---------- RECORDED DATA ----------

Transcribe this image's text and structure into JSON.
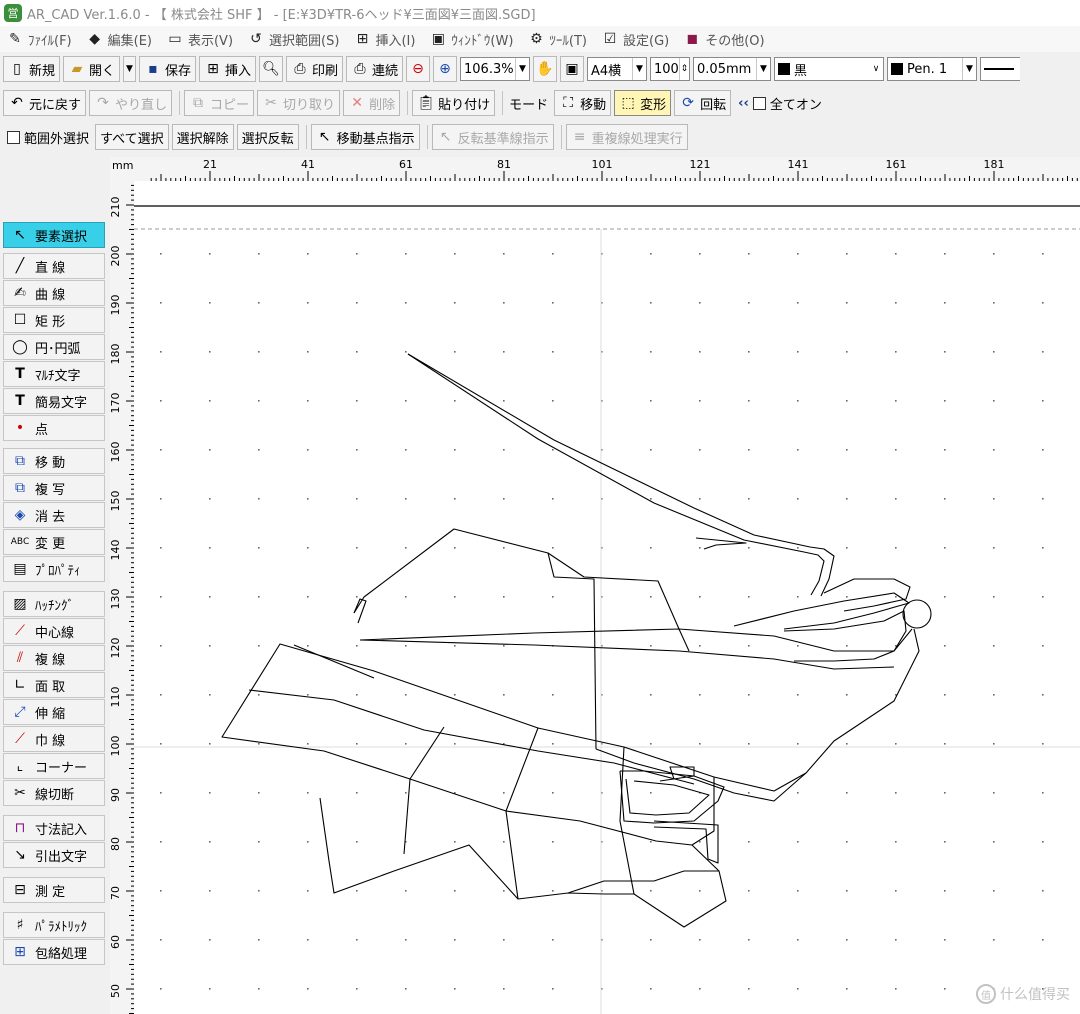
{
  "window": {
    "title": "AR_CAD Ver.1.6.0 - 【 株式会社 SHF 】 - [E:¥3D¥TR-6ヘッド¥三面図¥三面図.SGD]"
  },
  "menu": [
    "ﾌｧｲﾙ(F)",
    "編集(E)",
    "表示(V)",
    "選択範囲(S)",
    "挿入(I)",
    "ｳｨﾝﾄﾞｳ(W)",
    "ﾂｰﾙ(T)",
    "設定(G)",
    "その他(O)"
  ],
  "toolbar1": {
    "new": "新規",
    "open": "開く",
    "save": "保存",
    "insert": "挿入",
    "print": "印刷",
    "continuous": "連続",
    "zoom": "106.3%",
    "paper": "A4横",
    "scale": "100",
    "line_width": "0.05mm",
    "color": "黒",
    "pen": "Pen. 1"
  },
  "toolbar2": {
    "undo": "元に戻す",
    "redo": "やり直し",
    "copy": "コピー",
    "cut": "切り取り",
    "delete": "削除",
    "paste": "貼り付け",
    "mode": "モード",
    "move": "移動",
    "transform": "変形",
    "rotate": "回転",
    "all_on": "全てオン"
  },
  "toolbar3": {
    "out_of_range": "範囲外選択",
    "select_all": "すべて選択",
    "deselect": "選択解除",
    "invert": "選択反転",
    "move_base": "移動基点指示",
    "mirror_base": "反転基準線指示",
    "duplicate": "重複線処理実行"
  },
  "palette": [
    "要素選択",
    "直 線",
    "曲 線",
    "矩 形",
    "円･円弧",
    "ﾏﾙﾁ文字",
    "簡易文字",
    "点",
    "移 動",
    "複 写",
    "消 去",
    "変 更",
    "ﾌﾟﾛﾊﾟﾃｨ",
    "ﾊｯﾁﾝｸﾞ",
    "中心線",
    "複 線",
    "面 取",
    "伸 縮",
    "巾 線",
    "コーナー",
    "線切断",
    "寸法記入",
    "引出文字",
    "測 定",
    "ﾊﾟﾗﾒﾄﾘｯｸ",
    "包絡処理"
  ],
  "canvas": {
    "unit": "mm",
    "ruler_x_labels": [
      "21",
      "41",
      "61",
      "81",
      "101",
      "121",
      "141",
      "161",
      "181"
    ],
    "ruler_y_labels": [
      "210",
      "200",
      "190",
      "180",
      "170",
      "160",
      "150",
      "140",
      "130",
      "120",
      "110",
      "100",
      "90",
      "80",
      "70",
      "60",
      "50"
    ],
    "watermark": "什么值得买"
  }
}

----------

■ GOAL
From the material above, copy everything exactly but the pictures.

■ WORKED ANSWER
Transcribe this image's text and structure into JSON.
{
  "window": {
    "title": "AR_CAD Ver.1.6.0 - 【 株式会社 SHF 】 - [E:¥3D¥TR-6ヘッド¥三面図¥三面図.SGD]"
  },
  "menu": [
    "ﾌｧｲﾙ(F)",
    "編集(E)",
    "表示(V)",
    "選択範囲(S)",
    "挿入(I)",
    "ｳｨﾝﾄﾞｳ(W)",
    "ﾂｰﾙ(T)",
    "設定(G)",
    "その他(O)"
  ],
  "toolbar1": {
    "new": "新規",
    "open": "開く",
    "save": "保存",
    "insert": "挿入",
    "print": "印刷",
    "continuous": "連続",
    "zoom": "106.3%",
    "paper": "A4横",
    "scale": "100",
    "line_width": "0.05mm",
    "color": "黒",
    "pen": "Pen. 1"
  },
  "toolbar2": {
    "undo": "元に戻す",
    "redo": "やり直し",
    "copy": "コピー",
    "cut": "切り取り",
    "delete": "削除",
    "paste": "貼り付け",
    "mode": "モード",
    "move": "移動",
    "transform": "変形",
    "rotate": "回転",
    "all_on": "全てオン"
  },
  "toolbar3": {
    "out_of_range": "範囲外選択",
    "select_all": "すべて選択",
    "deselect": "選択解除",
    "invert": "選択反転",
    "move_base": "移動基点指示",
    "mirror_base": "反転基準線指示",
    "duplicate": "重複線処理実行"
  },
  "palette": [
    "要素選択",
    "直 線",
    "曲 線",
    "矩 形",
    "円･円弧",
    "ﾏﾙﾁ文字",
    "簡易文字",
    "点",
    "移 動",
    "複 写",
    "消 去",
    "変 更",
    "ﾌﾟﾛﾊﾟﾃｨ",
    "ﾊｯﾁﾝｸﾞ",
    "中心線",
    "複 線",
    "面 取",
    "伸 縮",
    "巾 線",
    "コーナー",
    "線切断",
    "寸法記入",
    "引出文字",
    "測 定",
    "ﾊﾟﾗﾒﾄﾘｯｸ",
    "包絡処理"
  ],
  "canvas": {
    "unit": "mm",
    "ruler_x_labels": [
      "21",
      "41",
      "61",
      "81",
      "101",
      "121",
      "141",
      "161",
      "181"
    ],
    "ruler_y_labels": [
      "210",
      "200",
      "190",
      "180",
      "170",
      "160",
      "150",
      "140",
      "130",
      "120",
      "110",
      "100",
      "90",
      "80",
      "70",
      "60",
      "50"
    ],
    "watermark": "什么值得买"
  }
}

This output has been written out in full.